(Entries taken from a collection)
============

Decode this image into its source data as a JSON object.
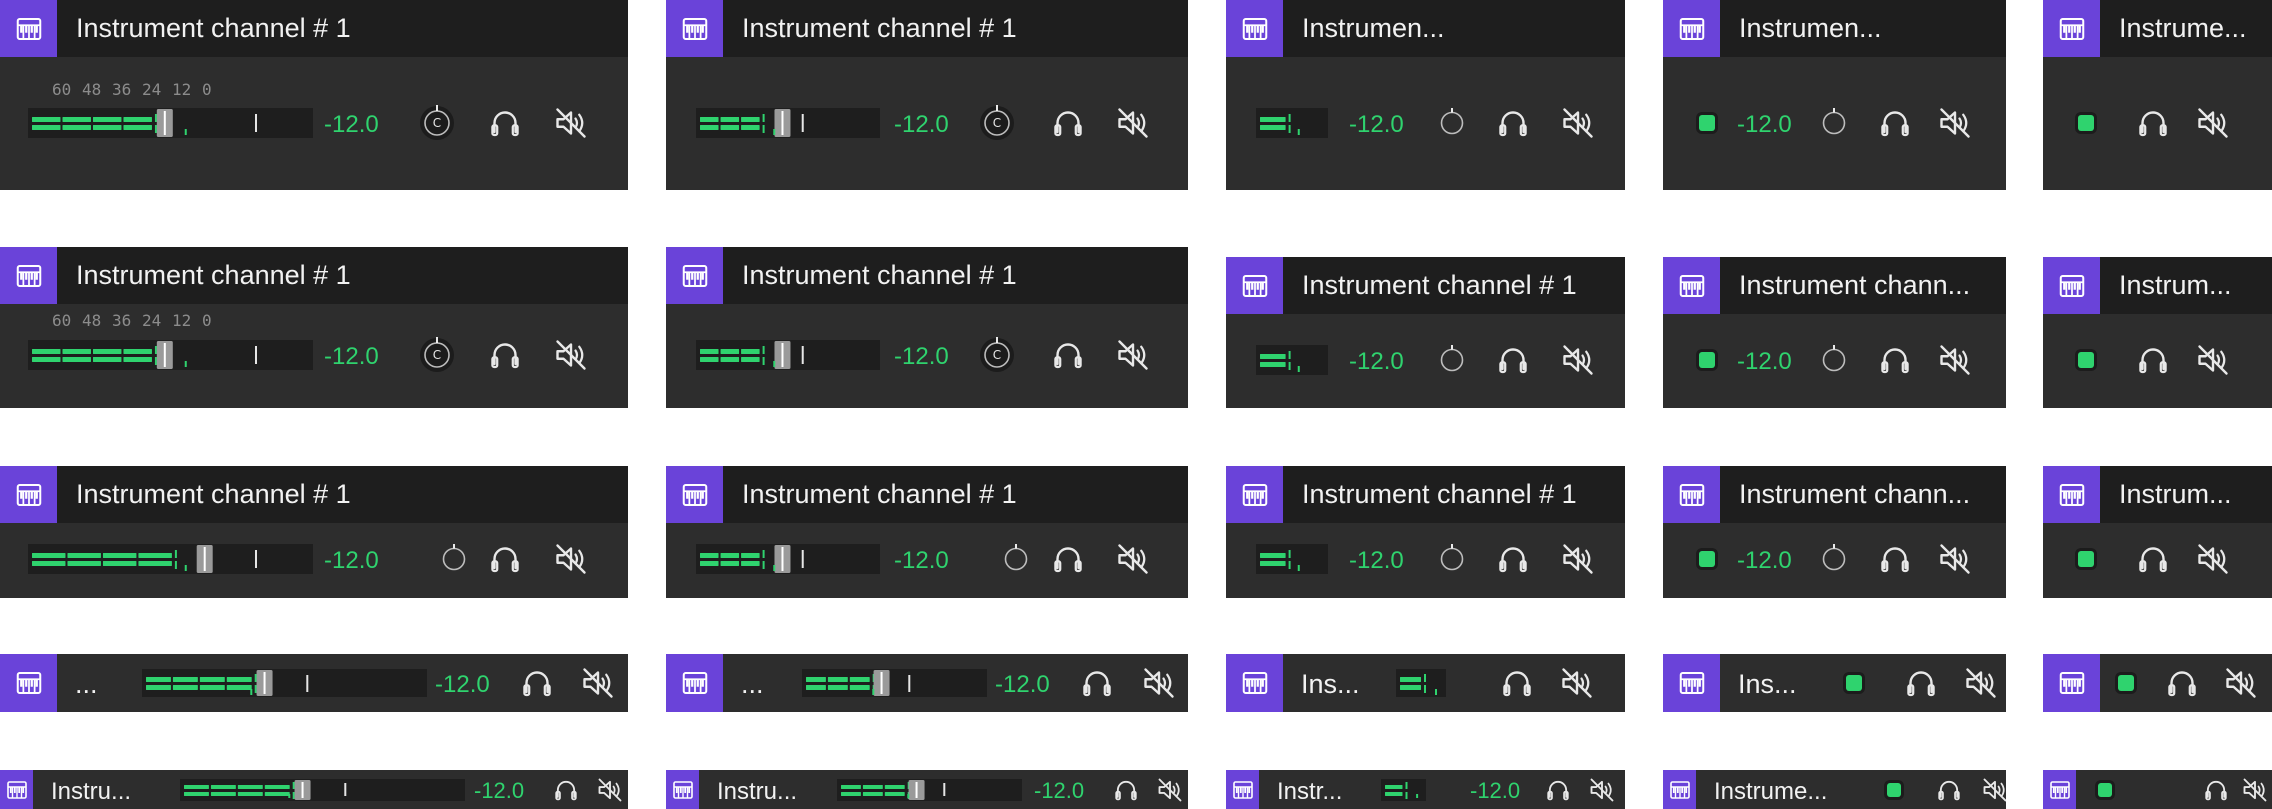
{
  "palette": {
    "accent": "#6a43d9",
    "level_green": "#2fd36e",
    "panel_bg": "#2d2d2d",
    "header_bg": "#1e1e1e",
    "text": "#f2f2f2",
    "icon_stroke": "#e8e8e8"
  },
  "icons": {
    "track": "piano-keys-icon",
    "pan": "pan-knob-icon",
    "solo": "headphones-icon",
    "mute": "speaker-muted-icon"
  },
  "scale_labels": [
    "60",
    "48",
    "36",
    "24",
    "12",
    "0"
  ],
  "pan_label": "C",
  "strips": [
    {
      "title": "Instrument channel # 1",
      "level_readout": "-12.0"
    },
    {
      "title": "Instrument channel # 1",
      "level_readout": "-12.0"
    },
    {
      "title": "Instrumen...",
      "level_readout": "-12.0"
    },
    {
      "title": "Instrumen...",
      "level_readout": "-12.0"
    },
    {
      "title": "Instrume..."
    },
    {
      "title": "Instrument channel # 1",
      "level_readout": "-12.0"
    },
    {
      "title": "Instrument channel # 1",
      "level_readout": "-12.0"
    },
    {
      "title": "Instrument channel # 1",
      "level_readout": "-12.0"
    },
    {
      "title": "Instrument chann...",
      "level_readout": "-12.0"
    },
    {
      "title": "Instrum..."
    },
    {
      "title": "Instrument channel # 1",
      "level_readout": "-12.0"
    },
    {
      "title": "Instrument channel # 1",
      "level_readout": "-12.0"
    },
    {
      "title": "Instrument channel # 1",
      "level_readout": "-12.0"
    },
    {
      "title": "Instrument chann...",
      "level_readout": "-12.0"
    },
    {
      "title": "Instrum..."
    },
    {
      "title": "...",
      "level_readout": "-12.0"
    },
    {
      "title": "...",
      "level_readout": "-12.0"
    },
    {
      "title": "Ins..."
    },
    {
      "title": "Ins..."
    },
    {
      "title": ""
    },
    {
      "title": "Instru...",
      "level_readout": "-12.0"
    },
    {
      "title": "Instru...",
      "level_readout": "-12.0"
    },
    {
      "title": "Instr...",
      "level_readout": "-12.0"
    },
    {
      "title": "Instrume..."
    },
    {
      "title": ""
    }
  ]
}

============

§ **Aim**
Give back each entry exactly as it appears, with no pictures.

§ **Exercise output**
Decode this image into its source data as a JSON object.
{
  "palette": {
    "accent": "#6a43d9",
    "level_green": "#2fd36e",
    "panel_bg": "#2d2d2d",
    "header_bg": "#1e1e1e",
    "text": "#f2f2f2",
    "icon_stroke": "#e8e8e8"
  },
  "icons": {
    "track": "piano-keys-icon",
    "pan": "pan-knob-icon",
    "solo": "headphones-icon",
    "mute": "speaker-muted-icon"
  },
  "scale_labels": [
    "60",
    "48",
    "36",
    "24",
    "12",
    "0"
  ],
  "pan_label": "C",
  "strips": [
    {
      "title": "Instrument channel # 1",
      "level_readout": "-12.0"
    },
    {
      "title": "Instrument channel # 1",
      "level_readout": "-12.0"
    },
    {
      "title": "Instrumen...",
      "level_readout": "-12.0"
    },
    {
      "title": "Instrumen...",
      "level_readout": "-12.0"
    },
    {
      "title": "Instrume..."
    },
    {
      "title": "Instrument channel # 1",
      "level_readout": "-12.0"
    },
    {
      "title": "Instrument channel # 1",
      "level_readout": "-12.0"
    },
    {
      "title": "Instrument channel # 1",
      "level_readout": "-12.0"
    },
    {
      "title": "Instrument chann...",
      "level_readout": "-12.0"
    },
    {
      "title": "Instrum..."
    },
    {
      "title": "Instrument channel # 1",
      "level_readout": "-12.0"
    },
    {
      "title": "Instrument channel # 1",
      "level_readout": "-12.0"
    },
    {
      "title": "Instrument channel # 1",
      "level_readout": "-12.0"
    },
    {
      "title": "Instrument chann...",
      "level_readout": "-12.0"
    },
    {
      "title": "Instrum..."
    },
    {
      "title": "...",
      "level_readout": "-12.0"
    },
    {
      "title": "...",
      "level_readout": "-12.0"
    },
    {
      "title": "Ins..."
    },
    {
      "title": "Ins..."
    },
    {
      "title": ""
    },
    {
      "title": "Instru...",
      "level_readout": "-12.0"
    },
    {
      "title": "Instru...",
      "level_readout": "-12.0"
    },
    {
      "title": "Instr...",
      "level_readout": "-12.0"
    },
    {
      "title": "Instrume..."
    },
    {
      "title": ""
    }
  ]
}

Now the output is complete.